TASK TO CARRY OUT
In the material below, identify each line bearing the word "Made". Reproduce those lines.

DATA IN THIS EXERCISE
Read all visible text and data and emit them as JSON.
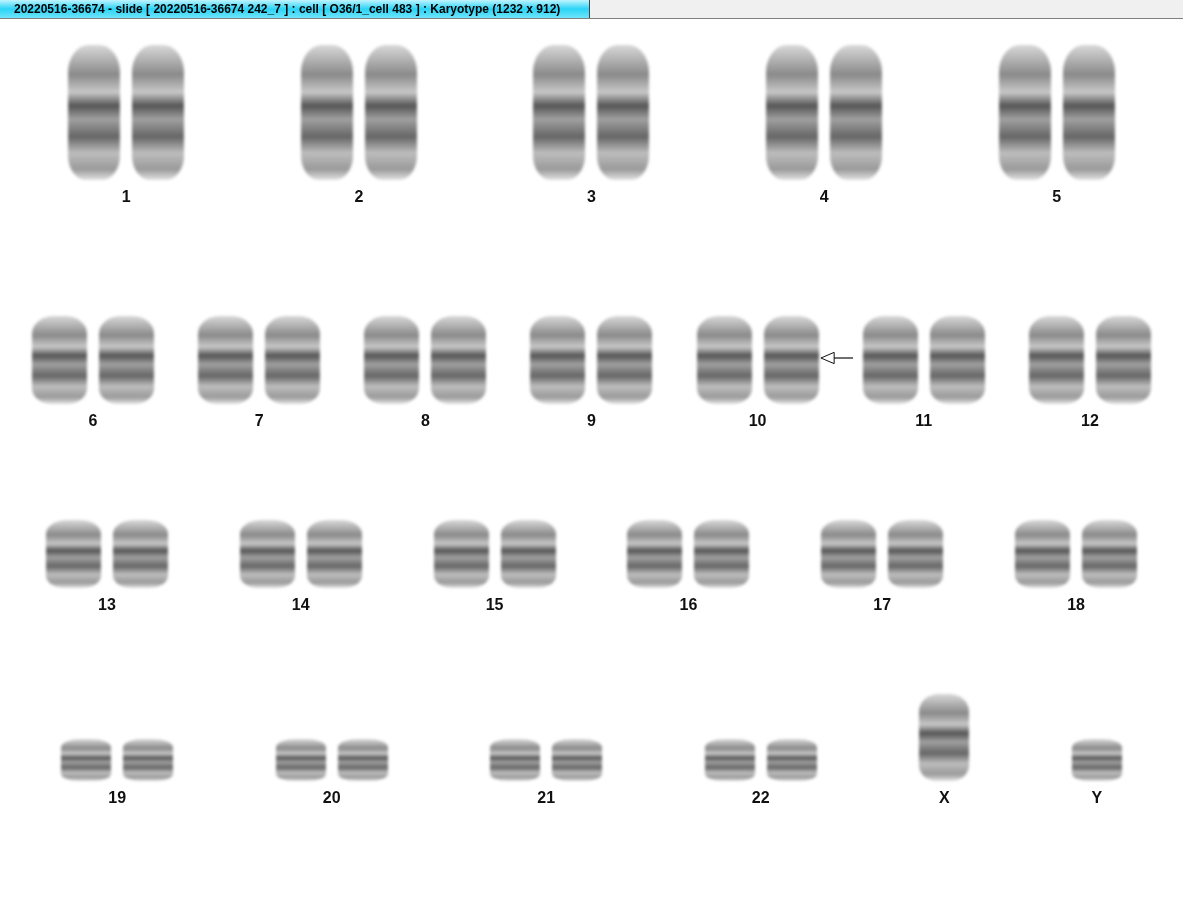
{
  "window": {
    "title": "20220516-36674 - slide [ 20220516-36674 242_7 ] : cell [ O36/1_cell 483 ] : Karyotype  (1232 x 912)"
  },
  "rows": [
    [
      {
        "label": "1",
        "kind": "pair",
        "marked": false
      },
      {
        "label": "2",
        "kind": "pair",
        "marked": false
      },
      {
        "label": "3",
        "kind": "pair",
        "marked": false
      },
      {
        "label": "4",
        "kind": "pair",
        "marked": false
      },
      {
        "label": "5",
        "kind": "pair",
        "marked": false
      }
    ],
    [
      {
        "label": "6",
        "kind": "pair",
        "marked": false
      },
      {
        "label": "7",
        "kind": "pair",
        "marked": false
      },
      {
        "label": "8",
        "kind": "pair",
        "marked": false
      },
      {
        "label": "9",
        "kind": "pair",
        "marked": false
      },
      {
        "label": "10",
        "kind": "pair",
        "marked": true
      },
      {
        "label": "11",
        "kind": "pair",
        "marked": false
      },
      {
        "label": "12",
        "kind": "pair",
        "marked": false
      }
    ],
    [
      {
        "label": "13",
        "kind": "pair",
        "marked": false
      },
      {
        "label": "14",
        "kind": "pair",
        "marked": false
      },
      {
        "label": "15",
        "kind": "pair",
        "marked": false
      },
      {
        "label": "16",
        "kind": "pair",
        "marked": false
      },
      {
        "label": "17",
        "kind": "pair",
        "marked": false
      },
      {
        "label": "18",
        "kind": "pair",
        "marked": false
      }
    ],
    [
      {
        "label": "19",
        "kind": "pair",
        "marked": false
      },
      {
        "label": "20",
        "kind": "pair",
        "marked": false
      },
      {
        "label": "21",
        "kind": "pair",
        "marked": false
      },
      {
        "label": "22",
        "kind": "pair",
        "marked": false
      },
      {
        "label": "X",
        "kind": "single",
        "marked": false
      },
      {
        "label": "Y",
        "kind": "single",
        "marked": false
      }
    ]
  ]
}
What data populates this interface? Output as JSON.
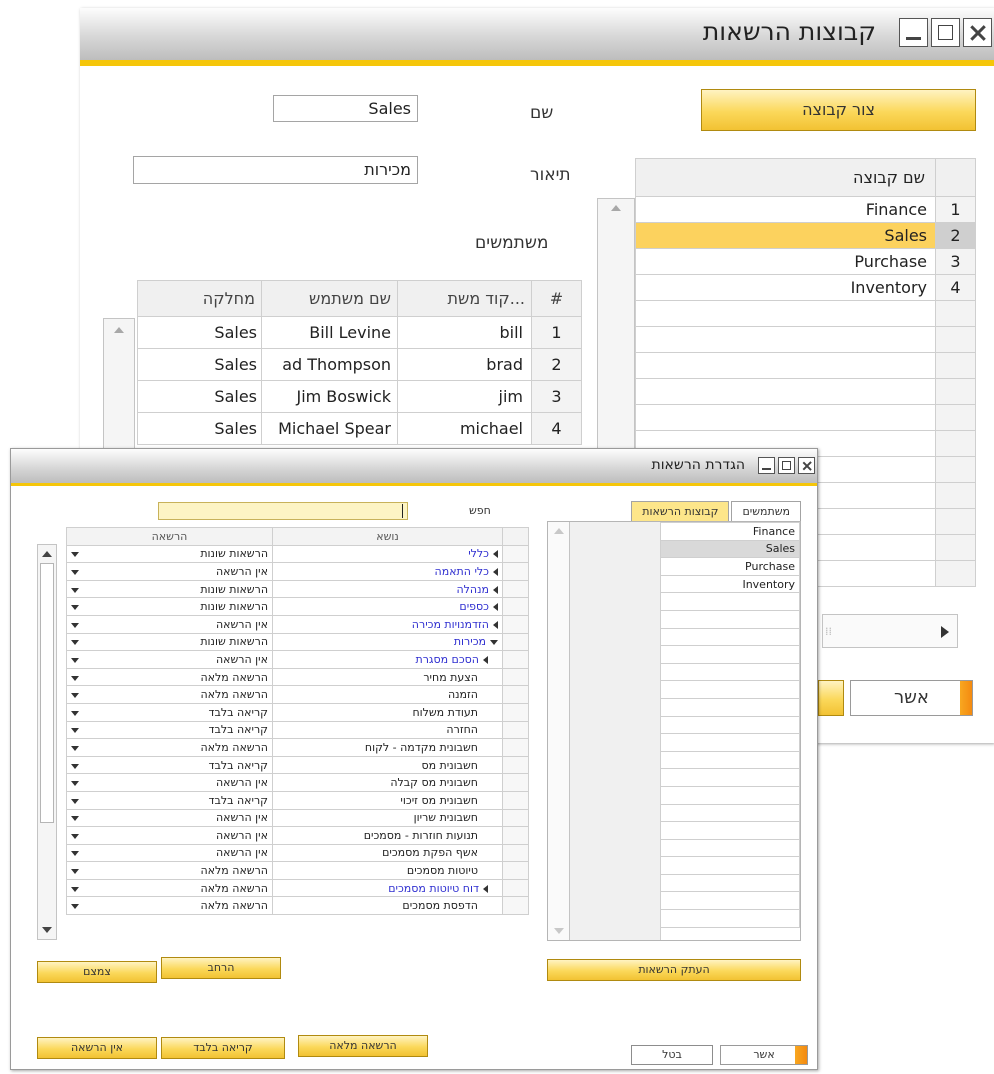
{
  "win1": {
    "title": "קבוצות הרשאות",
    "create_group_button": "צור קבוצה",
    "name_label": "שם",
    "name_value": "Sales",
    "description_label": "תיאור",
    "description_value": "מכירות",
    "users_label": "משתמשים",
    "ok_button": "אשר",
    "groups_grid": {
      "header": "שם קבוצה",
      "rows": [
        {
          "num": "1",
          "name": "Finance"
        },
        {
          "num": "2",
          "name": "Sales"
        },
        {
          "num": "3",
          "name": "Purchase"
        },
        {
          "num": "4",
          "name": "Inventory"
        }
      ]
    },
    "users_grid": {
      "headers": {
        "num": "#",
        "code": "קוד משת...",
        "user": "שם משתמש",
        "dept": "מחלקה"
      },
      "rows": [
        {
          "num": "1",
          "code": "bill",
          "user": "Bill Levine",
          "dept": "Sales"
        },
        {
          "num": "2",
          "code": "brad",
          "user": "ad Thompson",
          "dept": "Sales"
        },
        {
          "num": "3",
          "code": "jim",
          "user": "Jim Boswick",
          "dept": "Sales"
        },
        {
          "num": "4",
          "code": "michael",
          "user": "Michael Spear",
          "dept": "Sales"
        }
      ]
    }
  },
  "win2": {
    "title": "הגדרת הרשאות",
    "search_label": "חפש",
    "search_value": "",
    "tabs": [
      "משתמשים",
      "קבוצות הרשאות"
    ],
    "groups_list": [
      "Finance",
      "Sales",
      "Purchase",
      "Inventory"
    ],
    "perm_headers": {
      "subject": "נושא",
      "permission": "הרשאה"
    },
    "perm_rows": [
      {
        "subject": "כללי",
        "permission": "הרשאות שונות"
      },
      {
        "subject": "כלי התאמה",
        "permission": "אין הרשאה"
      },
      {
        "subject": "מנהלה",
        "permission": "הרשאות שונות"
      },
      {
        "subject": "כספים",
        "permission": "הרשאות שונות"
      },
      {
        "subject": "הזדמנויות מכירה",
        "permission": "אין הרשאה"
      },
      {
        "subject": "מכירות",
        "permission": "הרשאות שונות"
      },
      {
        "subject": "הסכם מסגרת",
        "permission": "אין הרשאה"
      },
      {
        "subject": "הצעת מחיר",
        "permission": "הרשאה מלאה"
      },
      {
        "subject": "הזמנה",
        "permission": "הרשאה מלאה"
      },
      {
        "subject": "תעודת משלוח",
        "permission": "קריאה בלבד"
      },
      {
        "subject": "החזרה",
        "permission": "קריאה בלבד"
      },
      {
        "subject": "חשבונית מקדמה - לקוח",
        "permission": "הרשאה מלאה"
      },
      {
        "subject": "חשבונית מס",
        "permission": "קריאה בלבד"
      },
      {
        "subject": "חשבונית מס קבלה",
        "permission": "אין הרשאה"
      },
      {
        "subject": "חשבונית מס זיכוי",
        "permission": "קריאה בלבד"
      },
      {
        "subject": "חשבונית שריון",
        "permission": "אין הרשאה"
      },
      {
        "subject": "תנועות חוזרות - מסמכים",
        "permission": "אין הרשאה"
      },
      {
        "subject": "אשף הפקת מסמכים",
        "permission": "אין הרשאה"
      },
      {
        "subject": "טיוטות מסמכים",
        "permission": "הרשאה מלאה"
      },
      {
        "subject": "דוח טיוטות מסמכים",
        "permission": "הרשאה מלאה"
      },
      {
        "subject": "הדפסת מסמכים",
        "permission": "הרשאה מלאה"
      }
    ],
    "copy_button": "העתק הרשאות",
    "collapse_button": "צמצם",
    "expand_button": "הרחב",
    "no_perm_button": "אין הרשאה",
    "read_only_button": "קריאה בלבד",
    "full_perm_button": "הרשאה מלאה",
    "ok_button": "אשר",
    "cancel_button": "בטל"
  }
}
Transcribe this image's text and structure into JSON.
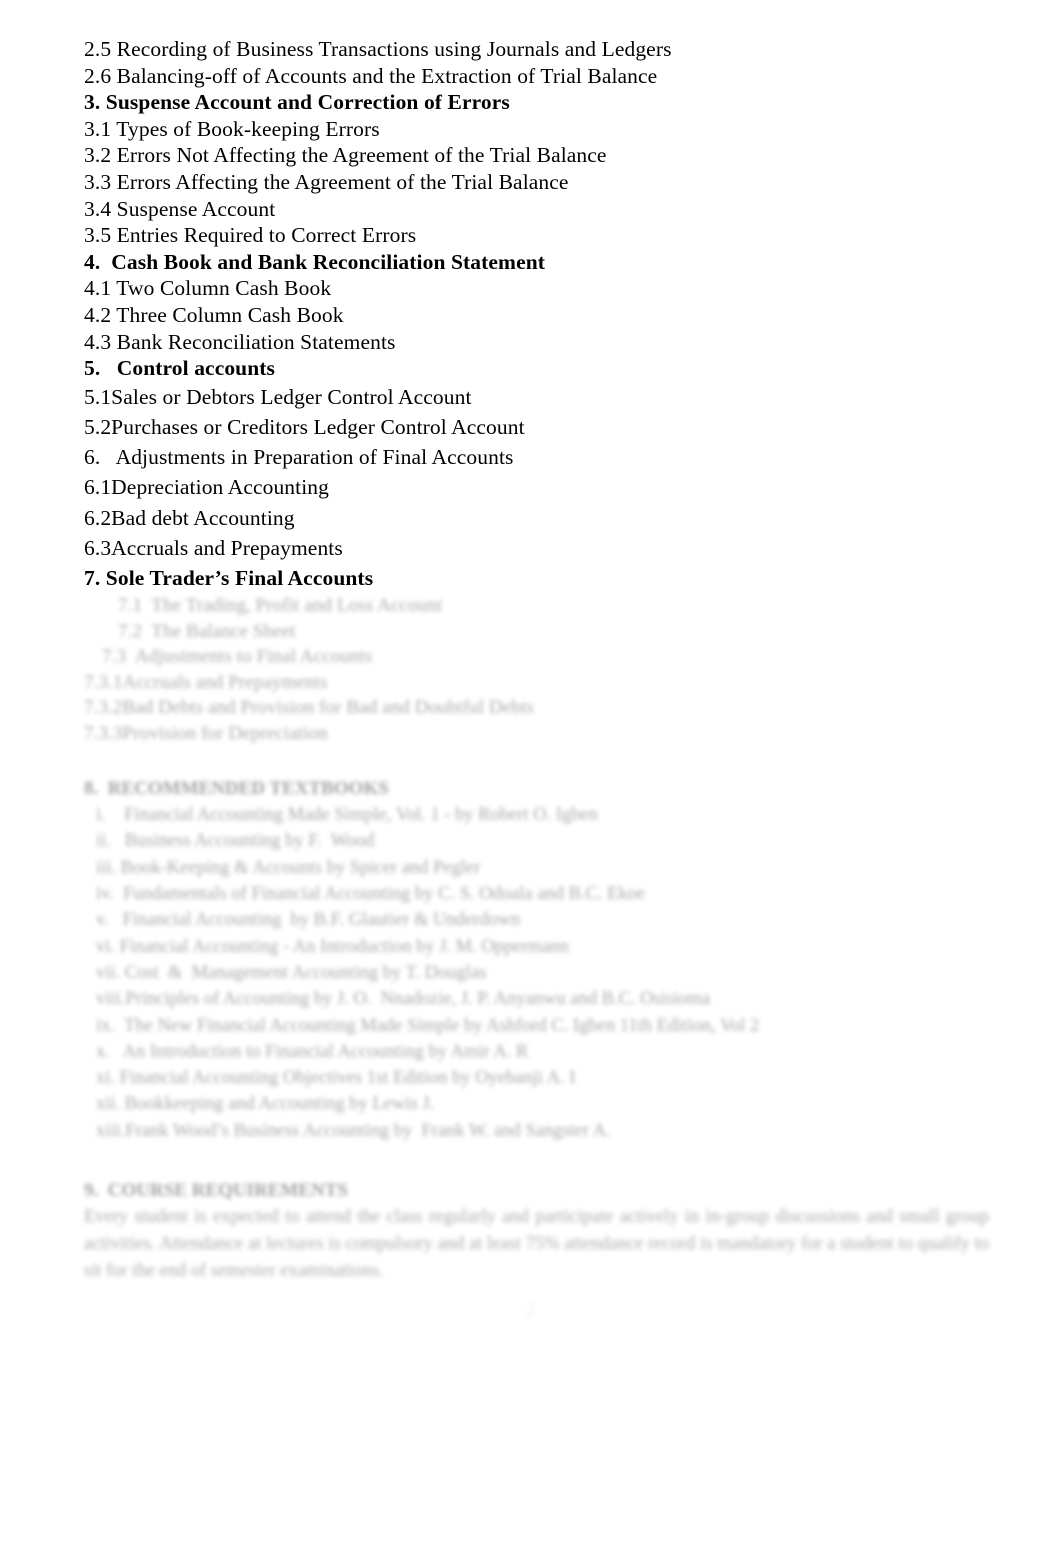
{
  "document": {
    "type": "course-outline",
    "page_number": "2",
    "text_color": "#000000",
    "faded_text_color": "#8d8d8d",
    "background_color": "#ffffff"
  },
  "outline": {
    "crisp_lines": [
      {
        "text": "2.5 Recording of Business Transactions using Journals and Ledgers",
        "bold": false,
        "loose": false
      },
      {
        "text": "2.6 Balancing-off of Accounts and the Extraction of Trial Balance",
        "bold": false,
        "loose": false
      },
      {
        "text": "3. Suspense Account and Correction of Errors",
        "bold": true,
        "loose": false
      },
      {
        "text": "3.1 Types of Book-keeping Errors",
        "bold": false,
        "loose": false
      },
      {
        "text": "3.2 Errors Not Affecting the Agreement of the Trial Balance",
        "bold": false,
        "loose": false
      },
      {
        "text": "3.3 Errors Affecting the Agreement of the Trial Balance",
        "bold": false,
        "loose": false
      },
      {
        "text": "3.4 Suspense Account",
        "bold": false,
        "loose": false
      },
      {
        "text": "3.5 Entries Required to Correct Errors",
        "bold": false,
        "loose": false
      },
      {
        "text": "4.  Cash Book and Bank Reconciliation Statement",
        "bold": true,
        "loose": false
      },
      {
        "text": "4.1 Two Column Cash Book",
        "bold": false,
        "loose": false
      },
      {
        "text": "4.2 Three Column Cash Book",
        "bold": false,
        "loose": false
      },
      {
        "text": "4.3 Bank Reconciliation Statements",
        "bold": false,
        "loose": false
      },
      {
        "text": "5.   Control accounts",
        "bold": true,
        "loose": false
      },
      {
        "text": "5.1Sales or Debtors Ledger Control Account",
        "bold": false,
        "loose": true
      },
      {
        "text": "5.2Purchases or Creditors Ledger Control Account",
        "bold": false,
        "loose": true
      },
      {
        "text": "6.   Adjustments in Preparation of Final Accounts",
        "bold": false,
        "loose": true
      },
      {
        "text": "6.1Depreciation Accounting",
        "bold": false,
        "loose": true
      },
      {
        "text": "6.2Bad debt Accounting",
        "bold": false,
        "loose": true
      },
      {
        "text": "6.3Accruals and Prepayments",
        "bold": false,
        "loose": true
      },
      {
        "text": "7. Sole Trader’s Final Accounts",
        "bold": true,
        "loose": true
      }
    ],
    "faded_lines": [
      {
        "text": "7.1  The Trading, Profit and Loss Account",
        "indent": 1
      },
      {
        "text": "7.2  The Balance Sheet",
        "indent": 1
      },
      {
        "text": "7.3  Adjustments to Final Accounts",
        "indent": 2
      },
      {
        "text": "7.3.1Accruals and Prepayments",
        "indent": 0
      },
      {
        "text": "7.3.2Bad Debts and Provision for Bad and Doubtful Debts",
        "indent": 0
      },
      {
        "text": "7.3.3Provision for Depreciation",
        "indent": 0
      }
    ]
  },
  "textbooks": {
    "heading": "8.  RECOMMENDED TEXTBOOKS",
    "items": [
      "i.    Financial Accounting Made Simple, Vol. 1 - by Robert O. Igben",
      "ii.   Business Accounting by F.  Wood",
      "iii. Book-Keeping & Accounts by Spicer and Pegler",
      "iv.  Fundamentals of Financial Accounting by C. S. Odoala and B.C. Ekoe",
      "v.   Financial Accounting  by B.F. Glautier & Underdown",
      "vi. Financial Accounting - An Introduction by J. M. Oppermann",
      "vii. Cost  &  Management Accounting by T. Douglas",
      "viii.Principles of Accounting by J. O.  Nnadozie, J. P. Anyanwu and B.C. Osisioma",
      "ix.  The New Financial Accounting Made Simple by Ashford C. Igben 11th Edition, Vol 2",
      "x.   An Introduction to Financial Accounting by Amir A. R",
      "xi. Financial Accounting Objectives 1st Edition by Oyebanji A. I",
      "xii. Bookkeeping and Accounting by Lewis J.",
      "xiii.Frank Wood’s Business Accounting by  Frank W. and Sangster A."
    ]
  },
  "requirements": {
    "heading": "9.  COURSE REQUIREMENTS",
    "paragraph": "Every student is expected to attend the class regularly and participate actively in in-group discussions and small group activities. Attendance at lectures is compulsory and at least 75% attendance record is mandatory for a student to qualify to sit for the end of semester examinations."
  }
}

SOLUTION TO THE EXERCISE
      "i.    Financial Accounting Made Simple, Vol. 1 - by Robert O. Igben",
      "ix.  The New Financial Accounting Made Simple by Ashford C. Igben 11th Edition, Vol 2",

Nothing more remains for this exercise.